## [Goal]
Show all lines holding "this".

## [The input]
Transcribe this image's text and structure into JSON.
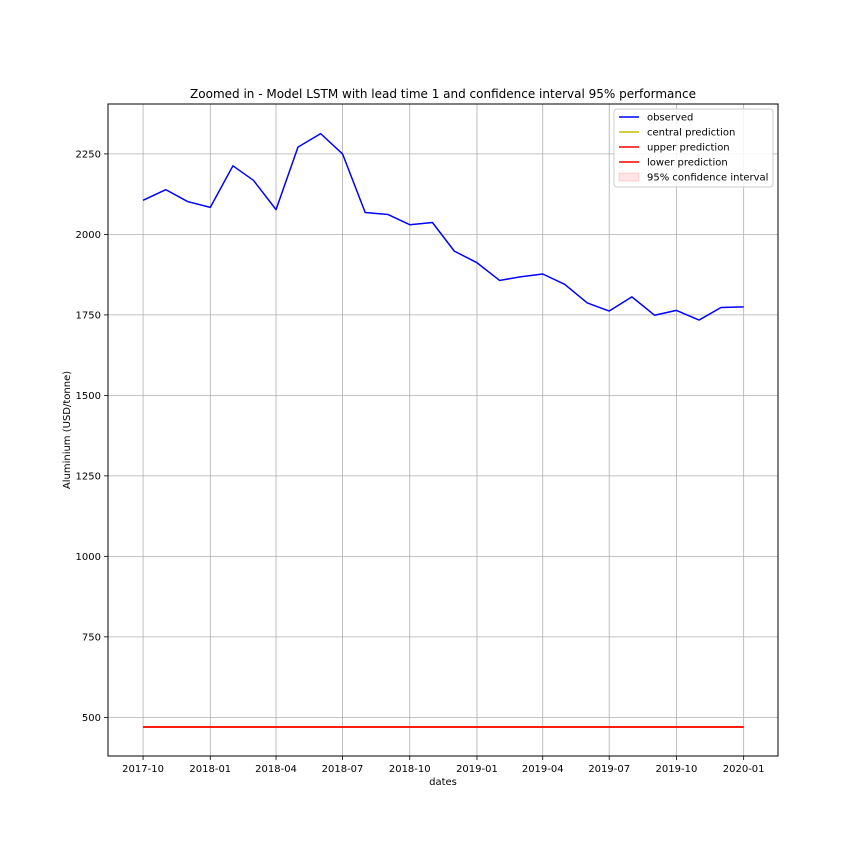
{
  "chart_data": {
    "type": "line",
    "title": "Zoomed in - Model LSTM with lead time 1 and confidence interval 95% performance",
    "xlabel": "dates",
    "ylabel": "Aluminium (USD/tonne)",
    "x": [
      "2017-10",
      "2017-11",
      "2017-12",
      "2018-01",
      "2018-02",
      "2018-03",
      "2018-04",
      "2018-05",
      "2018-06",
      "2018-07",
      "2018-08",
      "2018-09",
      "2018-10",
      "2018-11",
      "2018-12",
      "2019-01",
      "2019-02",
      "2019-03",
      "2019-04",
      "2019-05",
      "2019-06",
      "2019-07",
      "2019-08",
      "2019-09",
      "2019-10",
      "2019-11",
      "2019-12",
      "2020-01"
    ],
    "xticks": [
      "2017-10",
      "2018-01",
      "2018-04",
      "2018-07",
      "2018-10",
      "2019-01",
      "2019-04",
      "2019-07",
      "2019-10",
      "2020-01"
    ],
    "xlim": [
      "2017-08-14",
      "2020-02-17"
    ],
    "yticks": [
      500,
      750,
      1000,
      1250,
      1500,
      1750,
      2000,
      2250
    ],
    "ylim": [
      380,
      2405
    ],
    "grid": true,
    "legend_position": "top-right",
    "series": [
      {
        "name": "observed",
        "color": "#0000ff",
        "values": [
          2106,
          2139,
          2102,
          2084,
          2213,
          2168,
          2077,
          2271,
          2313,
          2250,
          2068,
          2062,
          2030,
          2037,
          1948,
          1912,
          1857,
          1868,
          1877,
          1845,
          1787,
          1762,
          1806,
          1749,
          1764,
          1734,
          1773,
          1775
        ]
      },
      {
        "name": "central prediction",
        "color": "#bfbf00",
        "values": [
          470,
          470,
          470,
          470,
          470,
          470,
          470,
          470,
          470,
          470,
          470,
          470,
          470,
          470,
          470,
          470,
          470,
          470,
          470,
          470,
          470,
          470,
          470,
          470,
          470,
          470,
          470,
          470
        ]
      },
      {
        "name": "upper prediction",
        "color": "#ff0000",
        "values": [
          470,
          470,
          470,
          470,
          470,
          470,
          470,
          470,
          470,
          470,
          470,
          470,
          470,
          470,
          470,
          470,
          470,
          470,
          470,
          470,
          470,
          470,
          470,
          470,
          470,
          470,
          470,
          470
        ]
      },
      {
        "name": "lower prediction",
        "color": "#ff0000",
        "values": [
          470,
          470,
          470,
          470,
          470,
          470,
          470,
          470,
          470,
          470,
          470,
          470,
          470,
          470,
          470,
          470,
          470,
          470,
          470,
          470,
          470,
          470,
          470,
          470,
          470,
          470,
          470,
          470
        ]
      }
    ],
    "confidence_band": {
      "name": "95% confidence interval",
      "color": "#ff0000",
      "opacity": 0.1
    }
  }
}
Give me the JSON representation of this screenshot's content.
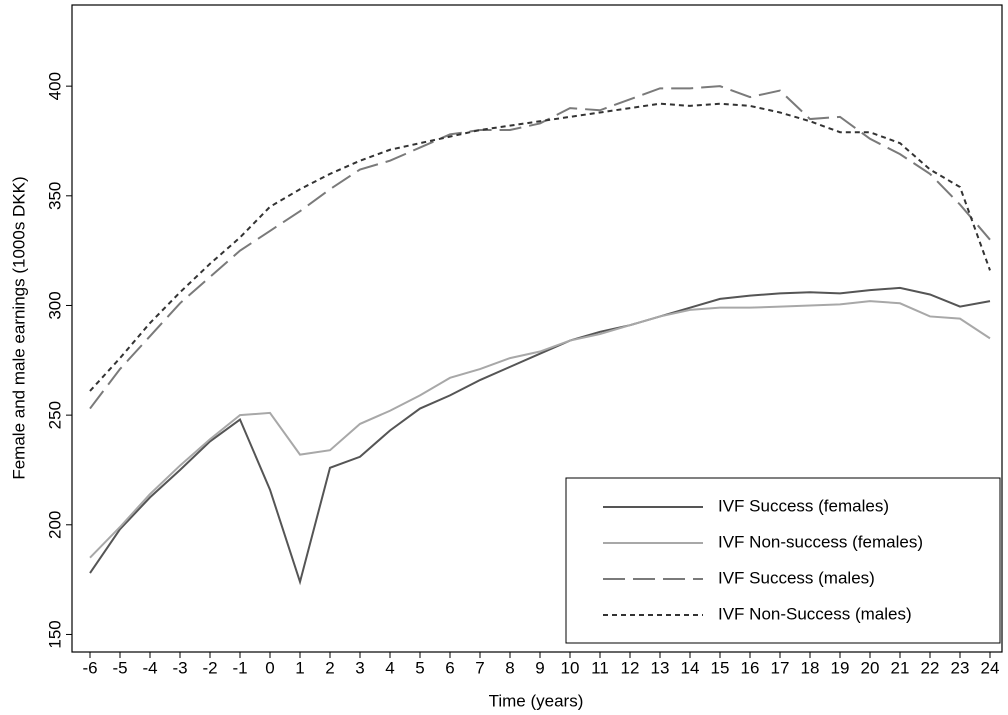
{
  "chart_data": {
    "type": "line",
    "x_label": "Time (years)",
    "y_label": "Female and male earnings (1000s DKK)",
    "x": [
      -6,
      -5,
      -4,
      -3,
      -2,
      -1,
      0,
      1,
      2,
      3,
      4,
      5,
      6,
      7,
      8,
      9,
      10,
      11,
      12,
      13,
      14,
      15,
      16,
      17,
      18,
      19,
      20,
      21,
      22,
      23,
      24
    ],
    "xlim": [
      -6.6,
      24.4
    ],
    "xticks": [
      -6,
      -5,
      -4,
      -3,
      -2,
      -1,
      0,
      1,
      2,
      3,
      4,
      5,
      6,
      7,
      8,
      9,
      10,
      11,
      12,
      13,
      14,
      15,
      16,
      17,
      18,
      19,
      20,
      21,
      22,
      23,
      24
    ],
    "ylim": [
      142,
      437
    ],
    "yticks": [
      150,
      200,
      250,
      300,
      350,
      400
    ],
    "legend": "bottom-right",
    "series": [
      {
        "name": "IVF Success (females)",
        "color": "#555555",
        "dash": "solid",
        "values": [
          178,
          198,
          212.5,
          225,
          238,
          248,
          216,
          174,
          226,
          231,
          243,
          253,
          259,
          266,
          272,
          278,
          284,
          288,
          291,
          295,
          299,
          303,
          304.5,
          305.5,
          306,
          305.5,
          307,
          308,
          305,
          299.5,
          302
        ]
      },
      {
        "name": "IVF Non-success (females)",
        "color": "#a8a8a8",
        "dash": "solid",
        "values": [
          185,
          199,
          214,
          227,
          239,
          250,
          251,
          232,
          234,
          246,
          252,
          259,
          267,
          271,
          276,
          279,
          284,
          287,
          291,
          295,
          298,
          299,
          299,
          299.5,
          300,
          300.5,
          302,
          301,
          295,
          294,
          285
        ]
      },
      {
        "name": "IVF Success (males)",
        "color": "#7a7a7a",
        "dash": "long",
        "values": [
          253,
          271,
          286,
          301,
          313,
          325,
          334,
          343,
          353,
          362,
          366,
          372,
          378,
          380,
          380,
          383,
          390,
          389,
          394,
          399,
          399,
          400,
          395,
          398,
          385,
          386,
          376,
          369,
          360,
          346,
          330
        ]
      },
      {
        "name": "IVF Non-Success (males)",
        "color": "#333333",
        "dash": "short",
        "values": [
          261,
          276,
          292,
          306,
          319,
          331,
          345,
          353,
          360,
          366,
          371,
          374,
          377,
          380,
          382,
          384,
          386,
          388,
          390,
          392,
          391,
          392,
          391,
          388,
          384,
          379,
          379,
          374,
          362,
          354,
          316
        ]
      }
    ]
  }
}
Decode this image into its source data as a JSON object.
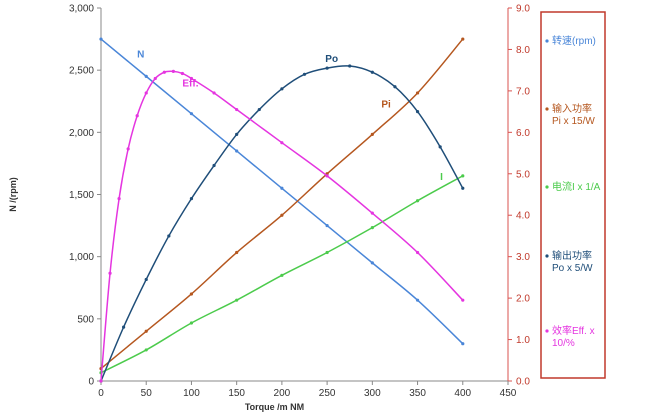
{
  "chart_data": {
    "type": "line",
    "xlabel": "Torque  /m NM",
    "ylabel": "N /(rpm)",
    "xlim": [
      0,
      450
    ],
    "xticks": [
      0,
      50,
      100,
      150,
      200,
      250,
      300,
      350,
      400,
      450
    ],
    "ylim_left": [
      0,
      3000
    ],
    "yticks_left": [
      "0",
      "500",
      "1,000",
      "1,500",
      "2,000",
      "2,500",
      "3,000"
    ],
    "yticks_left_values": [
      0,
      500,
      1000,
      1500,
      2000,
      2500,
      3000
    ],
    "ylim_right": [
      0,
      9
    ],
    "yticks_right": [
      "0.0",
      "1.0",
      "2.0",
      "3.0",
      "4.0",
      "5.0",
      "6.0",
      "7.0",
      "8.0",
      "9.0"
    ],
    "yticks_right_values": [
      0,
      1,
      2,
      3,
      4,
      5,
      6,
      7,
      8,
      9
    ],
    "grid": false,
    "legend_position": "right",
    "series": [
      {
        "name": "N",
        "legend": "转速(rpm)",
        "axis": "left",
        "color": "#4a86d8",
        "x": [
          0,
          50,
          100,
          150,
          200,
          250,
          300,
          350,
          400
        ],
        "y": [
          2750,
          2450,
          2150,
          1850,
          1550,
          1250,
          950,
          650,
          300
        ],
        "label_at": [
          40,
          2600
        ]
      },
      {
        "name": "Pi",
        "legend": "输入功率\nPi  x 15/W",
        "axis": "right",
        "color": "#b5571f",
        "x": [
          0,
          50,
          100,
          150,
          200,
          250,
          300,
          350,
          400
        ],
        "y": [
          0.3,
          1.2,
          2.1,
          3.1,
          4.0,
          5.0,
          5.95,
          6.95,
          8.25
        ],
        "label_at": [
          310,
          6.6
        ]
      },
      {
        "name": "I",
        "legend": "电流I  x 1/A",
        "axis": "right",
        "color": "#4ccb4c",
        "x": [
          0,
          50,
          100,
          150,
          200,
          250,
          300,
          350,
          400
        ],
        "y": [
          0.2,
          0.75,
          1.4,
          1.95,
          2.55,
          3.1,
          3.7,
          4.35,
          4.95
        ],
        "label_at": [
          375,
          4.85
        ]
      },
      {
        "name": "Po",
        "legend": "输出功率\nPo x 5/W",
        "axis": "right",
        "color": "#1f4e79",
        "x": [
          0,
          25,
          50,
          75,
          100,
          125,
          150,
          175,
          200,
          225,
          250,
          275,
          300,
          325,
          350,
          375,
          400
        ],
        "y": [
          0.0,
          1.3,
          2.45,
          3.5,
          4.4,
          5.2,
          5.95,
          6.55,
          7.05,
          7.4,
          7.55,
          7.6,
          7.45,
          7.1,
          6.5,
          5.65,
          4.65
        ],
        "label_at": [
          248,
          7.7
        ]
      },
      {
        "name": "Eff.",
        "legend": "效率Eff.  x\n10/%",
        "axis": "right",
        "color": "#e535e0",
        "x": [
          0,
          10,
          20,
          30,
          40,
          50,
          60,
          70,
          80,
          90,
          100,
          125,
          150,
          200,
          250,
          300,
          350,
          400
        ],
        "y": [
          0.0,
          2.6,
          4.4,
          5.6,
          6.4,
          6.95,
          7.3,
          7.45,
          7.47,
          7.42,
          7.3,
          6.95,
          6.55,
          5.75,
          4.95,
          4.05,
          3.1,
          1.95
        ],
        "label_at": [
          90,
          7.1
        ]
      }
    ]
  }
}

## [Finished answer]
Transcribe this image's text and structure into JSON.
Give me the JSON representation of this screenshot's content.
Decode this image into its source data as a JSON object.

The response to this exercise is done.